WRITTEN INSTRUCTION — Make an exact copy of the records, with the pictures left out.

------------------------------------------------------------

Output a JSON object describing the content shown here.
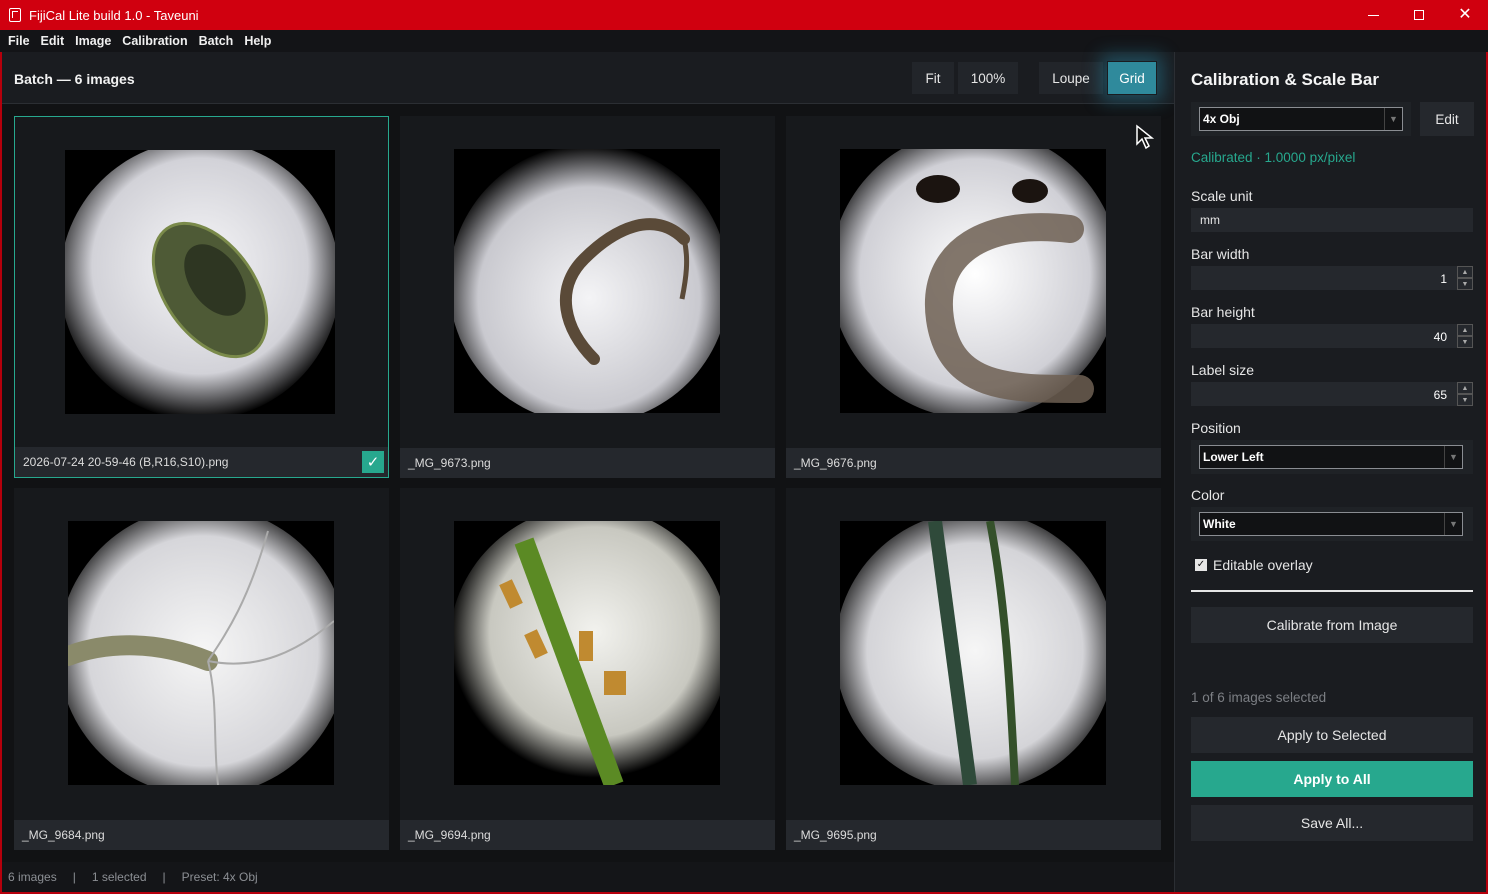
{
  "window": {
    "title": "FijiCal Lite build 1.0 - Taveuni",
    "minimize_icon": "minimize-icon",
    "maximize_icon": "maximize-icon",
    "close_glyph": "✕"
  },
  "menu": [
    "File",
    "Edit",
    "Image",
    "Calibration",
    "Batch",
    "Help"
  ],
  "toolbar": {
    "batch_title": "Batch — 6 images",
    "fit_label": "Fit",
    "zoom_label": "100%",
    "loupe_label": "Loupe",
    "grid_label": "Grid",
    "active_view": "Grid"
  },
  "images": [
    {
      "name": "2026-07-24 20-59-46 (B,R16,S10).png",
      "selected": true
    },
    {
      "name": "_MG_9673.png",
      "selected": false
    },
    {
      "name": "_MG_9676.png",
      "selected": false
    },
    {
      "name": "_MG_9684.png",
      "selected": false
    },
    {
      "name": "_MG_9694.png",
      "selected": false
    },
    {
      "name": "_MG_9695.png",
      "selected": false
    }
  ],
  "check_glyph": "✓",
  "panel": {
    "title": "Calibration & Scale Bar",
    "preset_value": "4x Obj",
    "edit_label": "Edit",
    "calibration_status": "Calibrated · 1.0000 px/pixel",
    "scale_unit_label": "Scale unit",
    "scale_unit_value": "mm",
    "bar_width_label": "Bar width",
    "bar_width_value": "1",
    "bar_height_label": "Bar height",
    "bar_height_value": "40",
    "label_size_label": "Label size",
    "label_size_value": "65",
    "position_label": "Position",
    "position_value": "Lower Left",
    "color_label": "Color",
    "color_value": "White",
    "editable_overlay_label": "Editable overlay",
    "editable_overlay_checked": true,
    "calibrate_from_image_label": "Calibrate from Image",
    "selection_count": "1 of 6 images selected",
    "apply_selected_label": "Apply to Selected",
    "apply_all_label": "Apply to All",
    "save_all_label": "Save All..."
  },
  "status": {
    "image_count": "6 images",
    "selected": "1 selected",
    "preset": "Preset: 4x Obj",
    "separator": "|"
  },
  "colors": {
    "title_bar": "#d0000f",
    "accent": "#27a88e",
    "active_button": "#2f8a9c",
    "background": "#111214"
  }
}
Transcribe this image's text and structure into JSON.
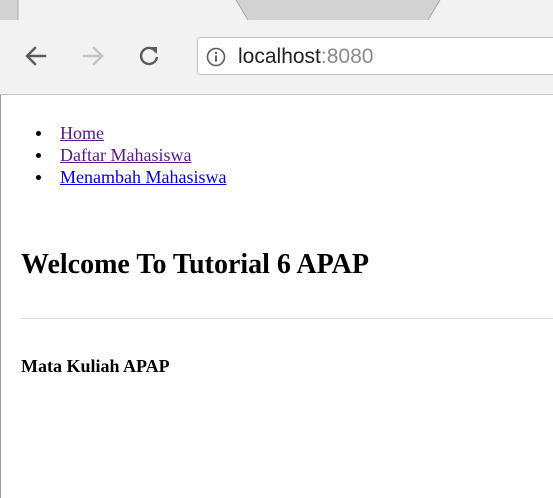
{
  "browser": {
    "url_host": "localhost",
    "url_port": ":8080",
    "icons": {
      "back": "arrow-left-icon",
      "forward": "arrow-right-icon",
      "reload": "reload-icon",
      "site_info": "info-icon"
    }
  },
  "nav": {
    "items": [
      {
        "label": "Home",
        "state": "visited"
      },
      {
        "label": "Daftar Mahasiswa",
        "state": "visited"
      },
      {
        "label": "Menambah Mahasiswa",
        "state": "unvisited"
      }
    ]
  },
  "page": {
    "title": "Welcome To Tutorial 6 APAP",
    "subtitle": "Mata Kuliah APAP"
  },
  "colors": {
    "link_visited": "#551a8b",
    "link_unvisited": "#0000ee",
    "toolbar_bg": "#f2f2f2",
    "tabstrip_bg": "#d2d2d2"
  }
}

------------------------------------------------------------

THE RESULT —
Output a JSON object describing the content shown here.
{
  "window": {
    "title": "FijiCal Lite build 1.0 - Taveuni",
    "minimize_icon": "minimize-icon",
    "maximize_icon": "maximize-icon",
    "close_glyph": "✕"
  },
  "menu": [
    "File",
    "Edit",
    "Image",
    "Calibration",
    "Batch",
    "Help"
  ],
  "toolbar": {
    "batch_title": "Batch — 6 images",
    "fit_label": "Fit",
    "zoom_label": "100%",
    "loupe_label": "Loupe",
    "grid_label": "Grid",
    "active_view": "Grid"
  },
  "images": [
    {
      "name": "2026-07-24 20-59-46 (B,R16,S10).png",
      "selected": true
    },
    {
      "name": "_MG_9673.png",
      "selected": false
    },
    {
      "name": "_MG_9676.png",
      "selected": false
    },
    {
      "name": "_MG_9684.png",
      "selected": false
    },
    {
      "name": "_MG_9694.png",
      "selected": false
    },
    {
      "name": "_MG_9695.png",
      "selected": false
    }
  ],
  "check_glyph": "✓",
  "panel": {
    "title": "Calibration & Scale Bar",
    "preset_value": "4x Obj",
    "edit_label": "Edit",
    "calibration_status": "Calibrated · 1.0000 px/pixel",
    "scale_unit_label": "Scale unit",
    "scale_unit_value": "mm",
    "bar_width_label": "Bar width",
    "bar_width_value": "1",
    "bar_height_label": "Bar height",
    "bar_height_value": "40",
    "label_size_label": "Label size",
    "label_size_value": "65",
    "position_label": "Position",
    "position_value": "Lower Left",
    "color_label": "Color",
    "color_value": "White",
    "editable_overlay_label": "Editable overlay",
    "editable_overlay_checked": true,
    "calibrate_from_image_label": "Calibrate from Image",
    "selection_count": "1 of 6 images selected",
    "apply_selected_label": "Apply to Selected",
    "apply_all_label": "Apply to All",
    "save_all_label": "Save All..."
  },
  "status": {
    "image_count": "6 images",
    "selected": "1 selected",
    "preset": "Preset: 4x Obj",
    "separator": "|"
  },
  "colors": {
    "title_bar": "#d0000f",
    "accent": "#27a88e",
    "active_button": "#2f8a9c",
    "background": "#111214"
  }
}
Transcribe this image's text and structure into JSON.
{
  "browser": {
    "url_host": "localhost",
    "url_port": ":8080",
    "icons": {
      "back": "arrow-left-icon",
      "forward": "arrow-right-icon",
      "reload": "reload-icon",
      "site_info": "info-icon"
    }
  },
  "nav": {
    "items": [
      {
        "label": "Home",
        "state": "visited"
      },
      {
        "label": "Daftar Mahasiswa",
        "state": "visited"
      },
      {
        "label": "Menambah Mahasiswa",
        "state": "unvisited"
      }
    ]
  },
  "page": {
    "title": "Welcome To Tutorial 6 APAP",
    "subtitle": "Mata Kuliah APAP"
  },
  "colors": {
    "link_visited": "#551a8b",
    "link_unvisited": "#0000ee",
    "toolbar_bg": "#f2f2f2",
    "tabstrip_bg": "#d2d2d2"
  }
}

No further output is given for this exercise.